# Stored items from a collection
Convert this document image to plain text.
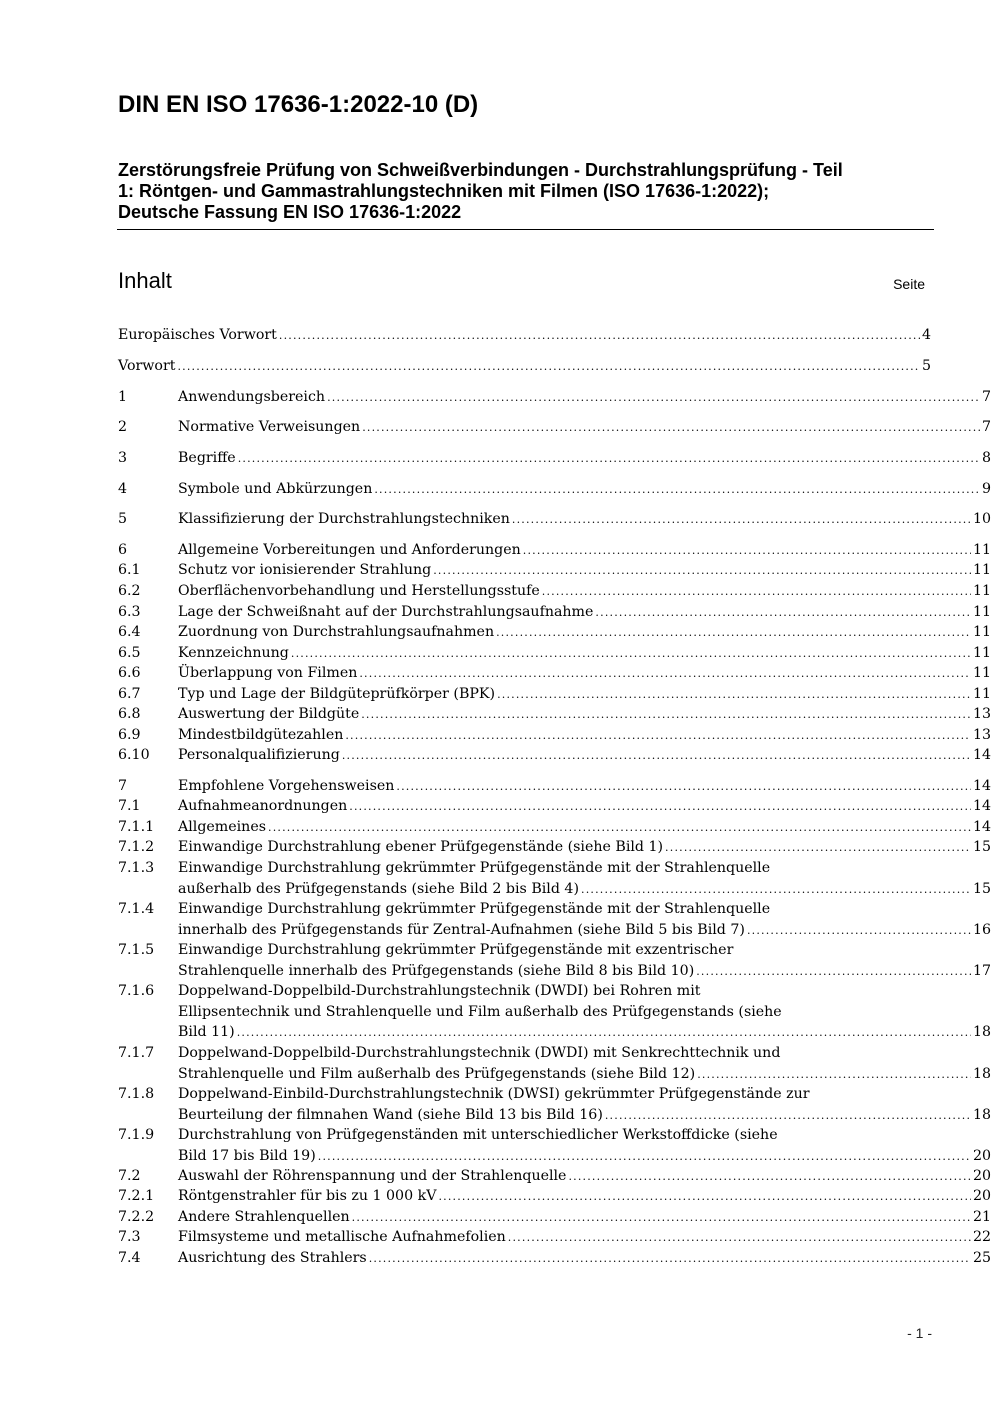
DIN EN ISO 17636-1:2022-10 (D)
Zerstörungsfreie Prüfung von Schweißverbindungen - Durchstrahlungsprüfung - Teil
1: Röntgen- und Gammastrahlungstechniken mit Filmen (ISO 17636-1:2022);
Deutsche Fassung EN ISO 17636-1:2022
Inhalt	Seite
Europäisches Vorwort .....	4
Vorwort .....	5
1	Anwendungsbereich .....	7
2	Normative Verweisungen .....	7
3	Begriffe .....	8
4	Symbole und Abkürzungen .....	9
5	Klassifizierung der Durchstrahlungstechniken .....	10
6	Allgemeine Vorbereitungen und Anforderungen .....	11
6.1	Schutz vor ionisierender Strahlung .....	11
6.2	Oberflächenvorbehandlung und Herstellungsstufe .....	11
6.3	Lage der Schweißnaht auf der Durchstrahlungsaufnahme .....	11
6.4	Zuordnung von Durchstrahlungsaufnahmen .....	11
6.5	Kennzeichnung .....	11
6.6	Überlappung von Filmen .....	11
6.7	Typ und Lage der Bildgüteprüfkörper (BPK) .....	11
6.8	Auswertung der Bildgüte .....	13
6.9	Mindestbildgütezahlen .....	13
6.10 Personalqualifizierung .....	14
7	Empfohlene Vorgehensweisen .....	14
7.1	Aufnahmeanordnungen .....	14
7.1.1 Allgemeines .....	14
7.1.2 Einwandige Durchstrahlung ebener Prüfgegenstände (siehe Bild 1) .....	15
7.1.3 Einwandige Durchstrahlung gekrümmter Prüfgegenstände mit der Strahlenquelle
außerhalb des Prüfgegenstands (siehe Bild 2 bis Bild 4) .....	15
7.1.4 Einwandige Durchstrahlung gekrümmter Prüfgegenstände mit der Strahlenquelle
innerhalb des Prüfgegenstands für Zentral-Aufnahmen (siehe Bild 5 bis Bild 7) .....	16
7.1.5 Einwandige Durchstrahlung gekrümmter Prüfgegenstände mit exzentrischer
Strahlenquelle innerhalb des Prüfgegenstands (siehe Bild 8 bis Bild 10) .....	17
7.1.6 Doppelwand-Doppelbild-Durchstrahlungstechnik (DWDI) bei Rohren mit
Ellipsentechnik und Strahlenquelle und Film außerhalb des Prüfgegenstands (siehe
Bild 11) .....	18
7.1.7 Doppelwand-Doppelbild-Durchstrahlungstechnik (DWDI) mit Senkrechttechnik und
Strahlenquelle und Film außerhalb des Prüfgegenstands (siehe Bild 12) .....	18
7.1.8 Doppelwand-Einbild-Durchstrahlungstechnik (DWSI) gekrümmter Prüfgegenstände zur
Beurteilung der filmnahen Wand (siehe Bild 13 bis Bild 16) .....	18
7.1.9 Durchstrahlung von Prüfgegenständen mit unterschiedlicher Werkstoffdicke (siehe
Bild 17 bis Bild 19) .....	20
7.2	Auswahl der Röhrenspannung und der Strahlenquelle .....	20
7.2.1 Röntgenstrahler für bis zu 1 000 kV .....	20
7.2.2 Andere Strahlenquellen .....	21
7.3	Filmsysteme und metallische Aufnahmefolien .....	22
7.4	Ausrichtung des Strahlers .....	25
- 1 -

# Stated task
Lines that hold "Doppelbild" are the ones to copy; find all of them.

# Task response
7.1.6 Doppelwand-Doppelbild-Durchstrahlungstechnik (DWDI) bei Rohren mit
7.1.7 Doppelwand-Doppelbild-Durchstrahlungstechnik (DWDI) mit Senkrechttechnik und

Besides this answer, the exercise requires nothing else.